Von Christian Teissl

Reflexionen
Ein bescheidener Ausschnitt aus den Beständen des ÖSV.
© Archiv des ÖSV

Der Österreichische Schriftsteller/innenverband ist seit 1945 ein produktives Forum des literarischen Lebens.


Als unlängst die Nachricht durch die Medien ging, der Österreichische Skiverband, kurz ÖSV, habe beschlossen, seinen Namen in "Ski Austria" abzuändern, wird das wohl nicht überall Begeisterung hervorgerufen haben. In der Wiener Kettenbrückengasse aber war es ein Anlass zur Freude, werkt und wirkt dort doch seit einem halben Jahrhundert ein anderer ÖSV, nämlich der Österreichische Schriftsteller/innenverband. Sein Büro, eine ehemalige Zimmer-Küche-Kabinett-Wohnung, befindet sich - für Uneingeweihte nicht eben leicht zu erkennen - im zweiten Stock des Hauses mit der Nummer 11, einem weitläufigen Eckhaus aus dem Biedermeier, verwinkelt und verwittert, außen grau und schmucklos, im Inneren ein Labyrinth, das seine Überraschungen birgt ...

© ÖSV

Nicht immer hat der Schriftsteller/innenverband hier logiert und er hat, notabene, auch nicht von Anfang an so geheißen wie heute. Seine erste Adresse lautete Seidengasse 3, sein erstes Büro war ein Zimmer im Druckhaus Waldheim-Eberle, das die Redaktion der Tageszeitung "Neues Österreich" ihm abgetreten hatte, und er nannte sich damals noch "Verband demokratischer Schriftsteller und Journalisten Österreichs", kurz VdSJÖ.

AUSZÜGE DER AUFLISTUNG |
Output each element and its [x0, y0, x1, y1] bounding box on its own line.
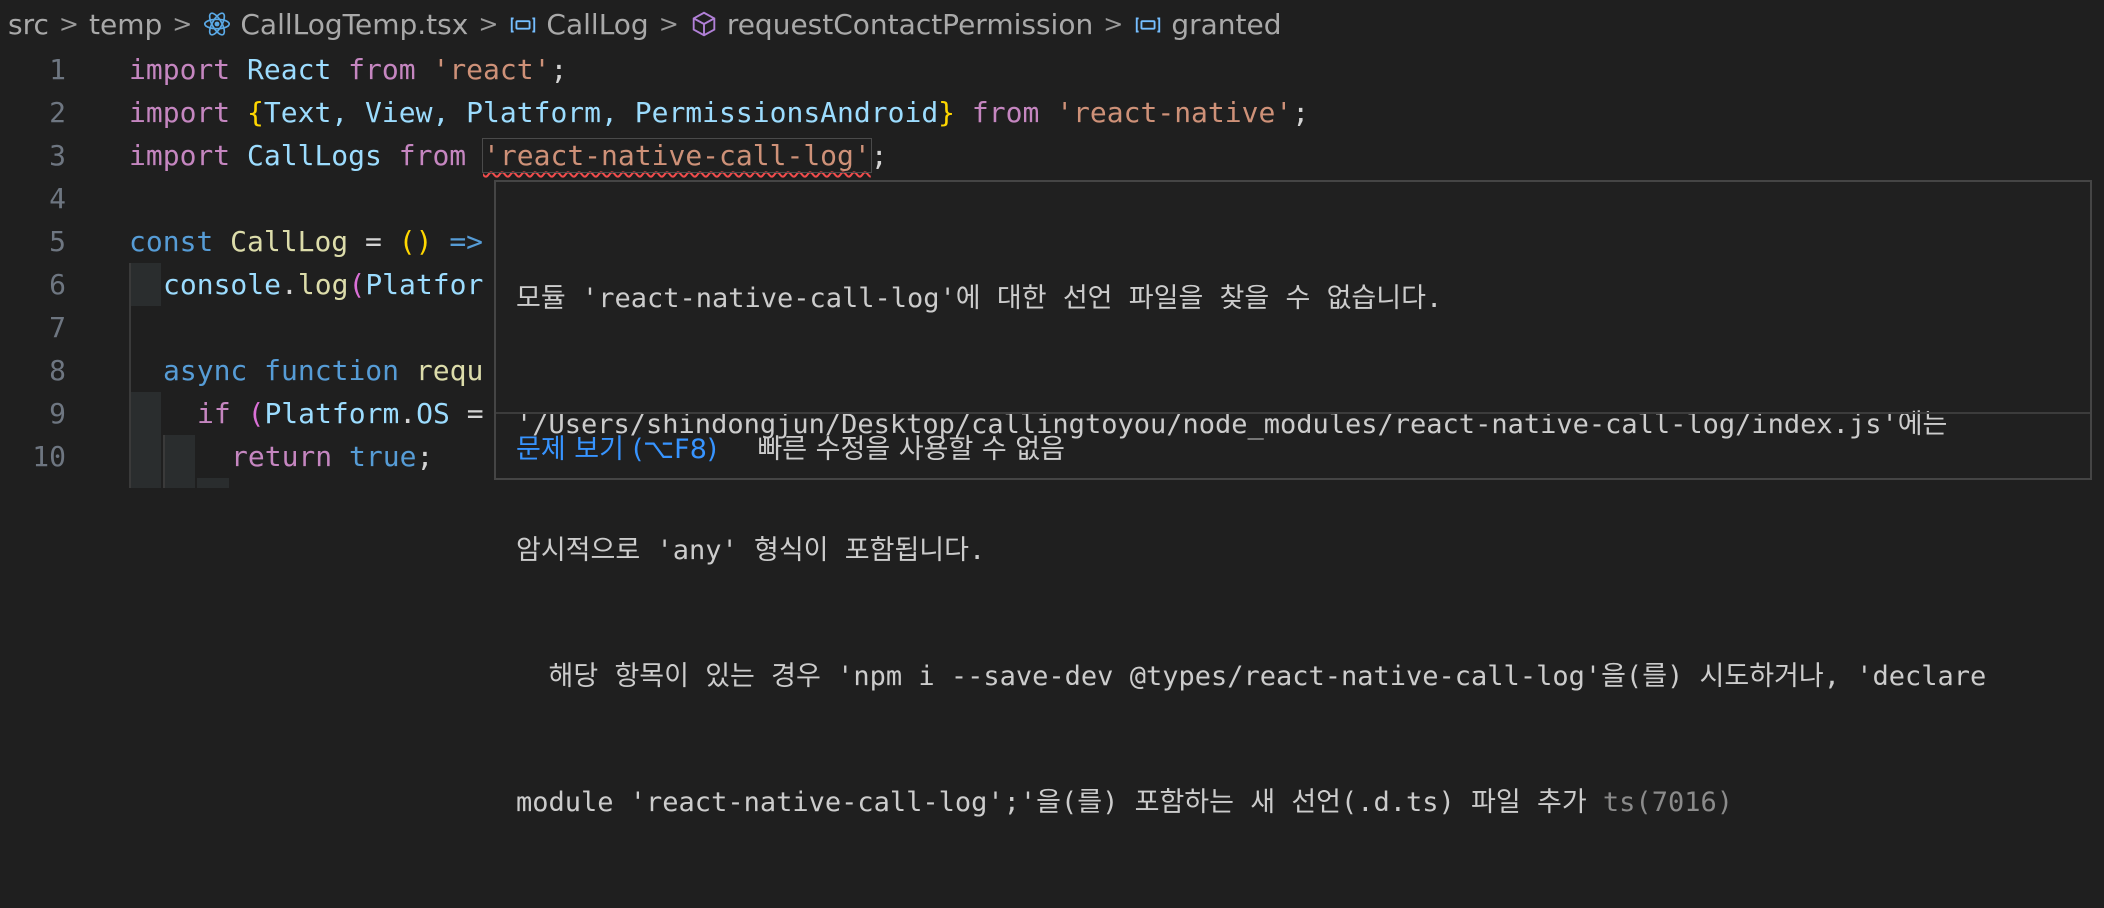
variable-icon — [511, 17, 536, 33]
hover-actions: 문제 보기 (⌥F8) 빠른 수정을 사용할 수 없음 — [496, 412, 2090, 478]
line-number: 7 — [49, 311, 66, 344]
breadcrumb-label: temp — [89, 7, 163, 41]
code-text: import {Text, View, Platform, Permission… — [129, 96, 1310, 129]
line-number: 5 — [49, 225, 66, 258]
breadcrumb-src[interactable]: src — [8, 8, 49, 41]
line-number: 9 — [49, 397, 66, 430]
breadcrumb: src > temp > CallLogTemp.tsx > CallLog >… — [0, 0, 2104, 48]
breadcrumb-file[interactable]: CallLogTemp.tsx — [202, 8, 468, 41]
breadcrumb-temp[interactable]: temp — [89, 8, 162, 41]
hover-message: 모듈 'react-native-call-log'에 대한 선언 파일을 찾을… — [516, 194, 2070, 908]
error-hover-popup: 모듈 'react-native-call-log'에 대한 선언 파일을 찾을… — [494, 180, 2092, 818]
method-cube-icon — [692, 11, 716, 37]
chevron-right-icon: > — [478, 10, 499, 38]
breadcrumb-label: src — [8, 7, 49, 41]
error-code: ts(7016) — [1602, 787, 1733, 818]
hover-text: module 'react-native-call-log';'을(를) 포함하… — [516, 787, 1603, 818]
variable-icon — [1136, 17, 1161, 33]
breadcrumb-label: CallLog — [546, 7, 649, 41]
code-text: console.log(Platfor — [163, 268, 484, 301]
breadcrumb-symbol-calllog[interactable]: CallLog — [508, 7, 649, 41]
react-icon — [204, 12, 231, 36]
code-line-3: 3 import CallLogs from 'react-native-cal… — [0, 134, 2104, 177]
hover-line: module 'react-native-call-log';'을(를) 포함하… — [516, 782, 2070, 824]
no-quick-fix-text: 빠른 수정을 사용할 수 없음 — [757, 433, 1065, 465]
error-module-string[interactable]: 'react-native-call-log' — [482, 138, 872, 173]
code-text: import React from 'react'; — [129, 53, 568, 86]
hover-line: 모듈 'react-native-call-log'에 대한 선언 파일을 찾을… — [516, 283, 1443, 314]
line-number: 10 — [32, 440, 66, 473]
code-text: import CallLogs from 'react-native-call-… — [129, 138, 888, 173]
line-number: 6 — [49, 268, 66, 301]
chevron-right-icon: > — [58, 10, 79, 38]
code-text: const CallLog = () => — [129, 225, 484, 258]
chevron-right-icon: > — [658, 10, 679, 38]
line-number: 3 — [49, 139, 66, 172]
hover-line: 해당 항목이 있는 경우 'npm i --save-dev @types/re… — [516, 661, 1987, 692]
line-number: 2 — [49, 96, 66, 129]
code-line-1: 1 import React from 'react'; — [0, 48, 2104, 91]
line-number: 8 — [49, 354, 66, 387]
breadcrumb-symbol-granted[interactable]: granted — [1133, 7, 1282, 41]
indent-highlight — [197, 478, 229, 488]
breadcrumb-label: requestContactPermission — [726, 7, 1094, 41]
code-line-2: 2 import {Text, View, Platform, Permissi… — [0, 91, 2104, 134]
breadcrumb-label: CallLogTemp.tsx — [240, 7, 469, 41]
line-number: 4 — [49, 182, 66, 215]
hover-line: 암시적으로 'any' 형식이 포함됩니다. — [516, 535, 986, 566]
code-text: return true; — [231, 440, 434, 473]
chevron-right-icon: > — [172, 10, 193, 38]
code-text: async function requ — [163, 354, 484, 387]
view-problem-link[interactable]: 문제 보기 (⌥F8) — [516, 427, 717, 466]
code-text: if (Platform.OS = — [197, 397, 484, 430]
breadcrumb-symbol-request[interactable]: requestContactPermission — [689, 8, 1093, 41]
line-number: 1 — [49, 53, 66, 86]
chevron-right-icon: > — [1103, 10, 1124, 38]
breadcrumb-label: granted — [1171, 7, 1282, 41]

ZU ERLEDIGENDE AUFGABEN |
1. Schreiben Sie aus dem Text über den Schriftsteller/innenverband alles von „Als unlängst die“ bis hinunter zu „Überraschungen birgt ...“ wortgetreu ab.
2. Fassen Sie den Absatz des Textes über den Schriftsteller/innenverband, der mit „Nicht immer hat der Schriftsteller/innenverband“ beginnt, als kurze Liste zusammen und behalten Sie dabei seine wesentlichen Angaben bei.
3. Setzen Sie den Text über den Schriftsteller/innenverband im Anschluss an seinen letzten Satz fort.
Die Auflistung stammt aus einer anderen Quelle als der Text über den Schriftsteller/innenverband.

ENDGÜLTIGE ANTWORTEN |
1.
Als unlängst die Nachricht durch die Medien ging, der Österreichische Skiverband, kurz ÖSV, habe beschlossen, seinen Namen in "Ski Austria" abzuändern, wird das wohl nicht überall Begeisterung hervorgerufen haben. In der Wiener Kettenbrückengasse aber war es ein Anlass zur Freude, werkt und wirkt dort doch seit einem halben Jahrhundert ein anderer ÖSV, nämlich der Österreichische Schriftsteller/innenverband. Sein Büro, eine ehemalige Zimmer-Küche-Kabinett-Wohnung, befindet sich - für Uneingeweihte nicht eben leicht zu erkennen - im zweiten Stock des Hauses mit der Nummer 11, einem weitläufigen Eckhaus aus dem Biedermeier, verwinkelt und verwittert, außen grau und schmucklos, im Inneren ein Labyrinth, das seine Überraschungen birgt ...

2.
- Der Verband war nicht immer in der Kettenbrückengasse untergebracht und trug anfangs einen anderen Namen.
- Seine erste Adresse war die Seidengasse 3.
- Sein erstes Büro war ein Zimmer im Druckhaus Waldheim-Eberle. Die Redaktion der Tageszeitung „Neues Österreich“ hatte es ihm abgetreten.
- Damals nannte er sich „Verband demokratischer Schriftsteller und Journalisten Österreichs“, kurz VdSJÖ.

3.
Geistiger Neubeginn

Gegründet in der vielbeschworenen "Stunde Null", im Trümmer-Wien des Jahres 1945, auf Anregung des Staatssekretärs für Unterricht und Kunst, Ernst Fischer, war er getragen von Persönlichkeiten, die in ihrer politischen Überzeugung und in ihrer literarischen Praxis manches trennte, eines aber zusammenführte: Sie alle waren Überlebende des Dritten Reiches, ohne ihm Konzessionen gemacht zu haben.

Ein entschiedener Gegner des braunen Regimes, der mehrere Konzentrationslager durchlitten hatte, wurde zum ersten Vorsitzenden des Verbandes gewählt: der aus Graz gebürtige Edwin Rollett. Sein Name ist heute verblasst, seine weitverzweigte, weithin verstreute Publizistik so gut wie vergessen, trotz des schönen Denkmals, das Robert Menasse in seinem Essay über die sozialpartnerschaftliche Ästhetik in der österreichischen Literatur ihm gesetzt hat - ein würdiges Denkmal für einen Antifaschisten.

Rollett war von Jugend an Journalist, ein Rhetor von hohen Graden und Literarhistoriker (und als solcher Mitarbeiter an der berühmten Literaturgeschichte von Nagl-Zeidler-Castle). Er brachte das Kunststück fertig, ein entschiedener Anhänger von Karl Kraus zu sein und dem Journalismus dennoch die Treue zu halten. Viele Jahre gehörte er der Redaktion der "Wiener Zeitung" an - vor 1938 wie nach 1945 - und hat hier, namentlich im Feuilletonteil, bleibende Spuren hinterlassen.

Dem Verband demokratischer Schriftsteller und Journalisten Österreichs hat er in dessen Gründungsphase nach außen hin Geltung verschafft und ihm nach innen die Richtung gewiesen. Seine Devise lautete, vereinfacht gesagt: "Es braucht einen geistigen Neubeginn ohne faule Kompromisse!"

Michael Kehlmann, später als Regisseur tätig, wurde 1946 Mitglied des Schriftstellerverbands.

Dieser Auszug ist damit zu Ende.